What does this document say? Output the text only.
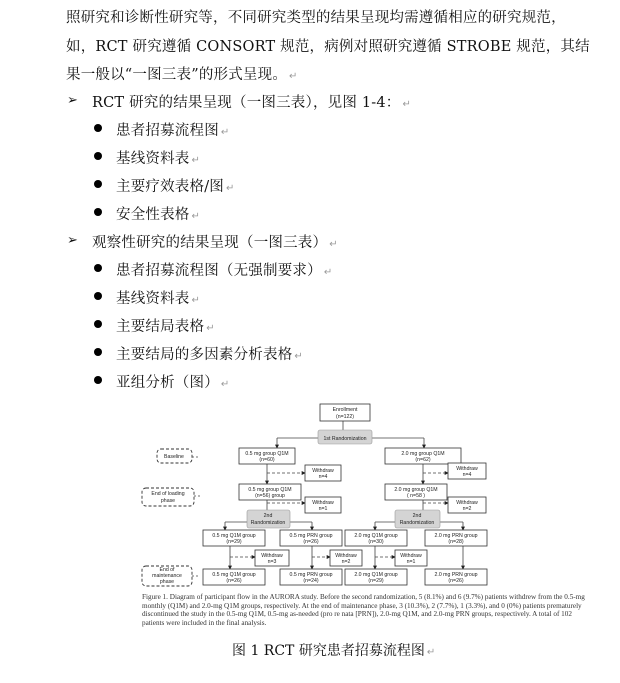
照研究和诊断性研究等，不同研究类型的结果呈现均需遵循相应的研究规范，
如，RCT 研究遵循 CONSORT 规范，病例对照研究遵循 STROBE 规范，其结
果一般以“一图三表”的形式呈现。 ↵
➢ RCT 研究的结果呈现（一图三表），见图 1-4： ↵
患者招募流程图 ↵
基线资料表 ↵
主要疗效表格/图 ↵
安全性表格 ↵
➢ 观察性研究的结果呈现（一图三表） ↵
患者招募流程图（无强制要求） ↵
基线资料表 ↵
主要结局表格 ↵
主要结局的多因素分析表格 ↵
亚组分析（图） ↵
Enrollment
(n=122)
1st Randomization
0.5 mg group Q1M
(n=60)
2.0 mg group Q1M
(n=62)
Withdraw
n=4
Withdraw
n=4
0.5 mg group Q1M
(n=56) group
2.0 mg group Q1M
( n=58 )
Withdraw
n=1
Withdraw
n=2
2nd
Randomization
2nd
Randomization
0.5 mg Q1M group
(n=29)
0.5 mg PRN group
(n=26)
2.0 mg Q1M group
(n=30)
2.0 mg PRN group
(n=28)
Withdraw
n=3
Withdraw
n=2
Withdraw
n=1
0.5 mg Q1M group
(n=26)
0.5 mg PRN group
(n=24)
2.0 mg Q1M group
(n=29)
2.0 mg PRN group
(n=26)
Baseline
End of loading
phase
End of
maintenance
phase
Figure 1. Diagram of participant flow in the AURORA study. Before the second randomization, 5 (8.1%) and 6 (9.7%) patients withdrew from the 0.5-mg
monthly (Q1M) and 2.0-mg Q1M groups, respectively. At the end of maintenance phase, 3 (10.3%), 2 (7.7%), 1 (3.3%), and 0 (0%) patients prematurely
discontinued the study in the 0.5-mg Q1M, 0.5-mg as-needed (pro re nata [PRN]), 2.0-mg Q1M, and 2.0-mg PRN groups, respectively. A total of 102
patients were included in the final analysis.
图 1 RCT 研究患者招募流程图 ↵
════════
*The problem*:
Find how many of the lines above have the word "一图三表" in them. State only that number.

*Task answer*:
3